TO DO
(A) In the account of the MCI-WorldCom takeover, how did the writer's cube neighbor receive his termination notice?
(B) Extend the account of the MCI-WorldCom takeover past its final sentence.

EXCERPTED PASSAGE
- Opening Delimiter -

It was a reasonably sensible requirement; it ensured that everyone in their InfoSec department had experience with the company's IT infrastructure and it would give the InfoSec group a large skill pool to draw upon. So I took the first job I could get in their IT department, intending on getting a transfer in six months. I wound up as (gasp, horrors) a mainframe QA engineer.
MCI was finishing up the MCI-WorldCom "merger". Don't let it fool you--it wasn't a merger at all. MCI was bought, lock stock and barrel. Bernie Ebbers (the chief of WorldCom) took control and the bloodletting began. In the space of one afternoon, my department lost about a quarter of its headcount. The guy in the cube next to me received his termination notice via email--at ten o'clock in the morning he was fired, and by one o'clock that afternoon he was gone.
We survivors were told that there would be no more layoffs for (I forget--several months). Not too much later, a few weeks, I noticed that a lot of our workforce was all leaving the building at the same time, carrying boxes of stuff. Bernie Ebbers kept his promise--there weren't any layoffs that day. It was just that a few dozen contractors were informed that their contracts would not be renewed, even though they were desperately needed for the success of the projects they were working on.

- Closing Delimiter -

PROVIDED INFORMATION
- Opening Delimiter -

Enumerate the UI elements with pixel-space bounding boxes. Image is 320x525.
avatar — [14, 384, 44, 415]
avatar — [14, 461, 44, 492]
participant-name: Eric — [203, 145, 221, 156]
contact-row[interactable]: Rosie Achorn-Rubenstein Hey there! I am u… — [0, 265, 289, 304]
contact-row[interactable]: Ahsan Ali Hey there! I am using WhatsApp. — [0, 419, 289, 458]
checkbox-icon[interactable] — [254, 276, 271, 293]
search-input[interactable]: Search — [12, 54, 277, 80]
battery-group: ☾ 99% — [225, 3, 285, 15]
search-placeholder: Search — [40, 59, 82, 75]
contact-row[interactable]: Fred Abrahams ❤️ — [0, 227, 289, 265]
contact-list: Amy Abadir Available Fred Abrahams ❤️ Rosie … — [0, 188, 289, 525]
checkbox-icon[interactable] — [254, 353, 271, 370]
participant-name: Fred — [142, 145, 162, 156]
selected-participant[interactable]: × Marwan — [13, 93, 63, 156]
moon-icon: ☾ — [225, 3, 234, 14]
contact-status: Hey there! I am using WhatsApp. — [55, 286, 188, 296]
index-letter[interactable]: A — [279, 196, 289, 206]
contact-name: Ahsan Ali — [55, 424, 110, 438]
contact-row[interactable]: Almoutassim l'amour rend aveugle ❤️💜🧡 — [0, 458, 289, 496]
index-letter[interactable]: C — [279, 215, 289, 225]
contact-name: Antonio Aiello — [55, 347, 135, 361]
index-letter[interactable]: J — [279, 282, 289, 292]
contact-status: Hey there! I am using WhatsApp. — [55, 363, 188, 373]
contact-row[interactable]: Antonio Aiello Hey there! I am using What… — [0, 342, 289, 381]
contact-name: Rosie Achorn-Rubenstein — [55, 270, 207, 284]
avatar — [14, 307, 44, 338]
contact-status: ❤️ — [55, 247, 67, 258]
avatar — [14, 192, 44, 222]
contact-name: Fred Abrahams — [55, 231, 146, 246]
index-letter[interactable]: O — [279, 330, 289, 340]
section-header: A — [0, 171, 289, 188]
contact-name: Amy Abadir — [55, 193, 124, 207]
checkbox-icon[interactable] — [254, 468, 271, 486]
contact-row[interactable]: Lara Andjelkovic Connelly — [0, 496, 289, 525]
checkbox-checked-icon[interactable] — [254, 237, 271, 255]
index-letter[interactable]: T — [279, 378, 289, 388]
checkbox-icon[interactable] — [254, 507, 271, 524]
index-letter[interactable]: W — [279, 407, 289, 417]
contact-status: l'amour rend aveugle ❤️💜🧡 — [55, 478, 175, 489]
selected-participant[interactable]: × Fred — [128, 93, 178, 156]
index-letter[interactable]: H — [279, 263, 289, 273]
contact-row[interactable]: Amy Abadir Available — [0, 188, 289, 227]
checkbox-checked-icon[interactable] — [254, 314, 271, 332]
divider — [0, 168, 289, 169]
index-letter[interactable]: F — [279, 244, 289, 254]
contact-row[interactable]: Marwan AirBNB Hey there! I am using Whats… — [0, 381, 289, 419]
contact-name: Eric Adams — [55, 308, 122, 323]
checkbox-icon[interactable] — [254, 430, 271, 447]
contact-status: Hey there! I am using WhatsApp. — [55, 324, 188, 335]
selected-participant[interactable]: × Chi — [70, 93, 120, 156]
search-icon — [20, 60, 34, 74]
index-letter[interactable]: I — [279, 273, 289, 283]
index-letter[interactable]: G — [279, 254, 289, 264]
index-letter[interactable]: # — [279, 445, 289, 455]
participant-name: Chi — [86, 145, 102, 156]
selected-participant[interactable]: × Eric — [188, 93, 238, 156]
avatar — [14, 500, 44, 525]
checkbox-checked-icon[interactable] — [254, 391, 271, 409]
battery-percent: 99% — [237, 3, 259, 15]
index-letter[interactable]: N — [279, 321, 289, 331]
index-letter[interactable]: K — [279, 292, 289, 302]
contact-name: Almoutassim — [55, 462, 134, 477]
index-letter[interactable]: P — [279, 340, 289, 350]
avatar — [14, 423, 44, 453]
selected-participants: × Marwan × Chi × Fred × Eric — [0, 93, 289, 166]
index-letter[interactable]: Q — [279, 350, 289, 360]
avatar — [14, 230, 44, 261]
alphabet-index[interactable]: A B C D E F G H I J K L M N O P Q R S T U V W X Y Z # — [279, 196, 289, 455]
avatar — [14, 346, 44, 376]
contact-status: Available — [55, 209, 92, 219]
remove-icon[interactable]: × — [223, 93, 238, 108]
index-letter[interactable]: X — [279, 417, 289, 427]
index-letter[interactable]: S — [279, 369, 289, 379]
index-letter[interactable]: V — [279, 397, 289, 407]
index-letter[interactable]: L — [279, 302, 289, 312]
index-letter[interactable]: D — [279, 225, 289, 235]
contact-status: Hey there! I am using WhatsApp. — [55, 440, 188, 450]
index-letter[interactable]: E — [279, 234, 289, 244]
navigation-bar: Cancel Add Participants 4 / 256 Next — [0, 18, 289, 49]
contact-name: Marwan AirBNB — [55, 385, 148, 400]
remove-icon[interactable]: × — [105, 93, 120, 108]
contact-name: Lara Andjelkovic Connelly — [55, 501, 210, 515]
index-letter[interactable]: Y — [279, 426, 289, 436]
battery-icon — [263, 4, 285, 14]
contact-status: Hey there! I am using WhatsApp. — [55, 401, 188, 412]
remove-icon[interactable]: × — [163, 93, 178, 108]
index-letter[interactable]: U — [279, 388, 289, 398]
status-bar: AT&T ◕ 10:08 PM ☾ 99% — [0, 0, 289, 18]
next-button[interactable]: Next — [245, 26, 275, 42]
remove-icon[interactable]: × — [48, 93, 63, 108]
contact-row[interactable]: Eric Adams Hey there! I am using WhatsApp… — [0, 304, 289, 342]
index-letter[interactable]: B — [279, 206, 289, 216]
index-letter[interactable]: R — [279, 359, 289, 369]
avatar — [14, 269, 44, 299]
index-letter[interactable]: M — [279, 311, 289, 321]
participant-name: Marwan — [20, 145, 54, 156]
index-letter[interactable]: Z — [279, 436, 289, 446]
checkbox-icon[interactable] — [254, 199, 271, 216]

- Closing Delimiter -

RESPONSES BY TASK
(A) By email.

(B)
The corporate culture changed dramatically. The work week was 36 hours when I arrived there; MCI corporate management felt it was important to keep its engineers happy, so they gave us Friday afternoons off. After the WorldCom merger it shot up to 40, then 44 hours; at one point (in mid-1999), my manager told me that the company was expecting 55-hour weeks from me for the next six weeks. Y2K work and all.
Between the constant threat of layoffs, the punishing working conditions, the lack of respect from management, the uncertainty surrounding WorldCom's intentions for MCI and everything else, I decided to get the hell out of Dodge.
It just wasn't worth it for $38,760 a year.
Lesson here: WorldCom is not a friendly business. If this buyout of Sprint is anything like the MCI buyout, Sprint will be decimated in order to make sure it gets in line with WorldCom. This will hurt consumers; it homogenizes the market and stifles the competitive spirit that makes the marketplace go 'round.
While I was at MCI, we were strongly motivated to get the cool stuff done before Sprint could beat us to the punch. It was one part profit motive (stock options) and two parts ego (we wanted bragging rights). It was an effective way of getting us to work hard, and in the end, the consumer benefited.
If the DOJ hadn't stepped in, MCI would have become Sprint, and a lot of that fierce competitiveness would have gone away.
WorldCom is growing far too large, far too quickly. Sometime look at just how many telecommunications companies they've bought out in the last ten years.
-- I'm posting anonymously not because I'm an AC, but because I don't want to get sued by WorldCom. I don't know if they'd sue or not, but considering how draconian their nondisclosure policy was right after the MCI buyout, I'd rather play it safe rather than sorry.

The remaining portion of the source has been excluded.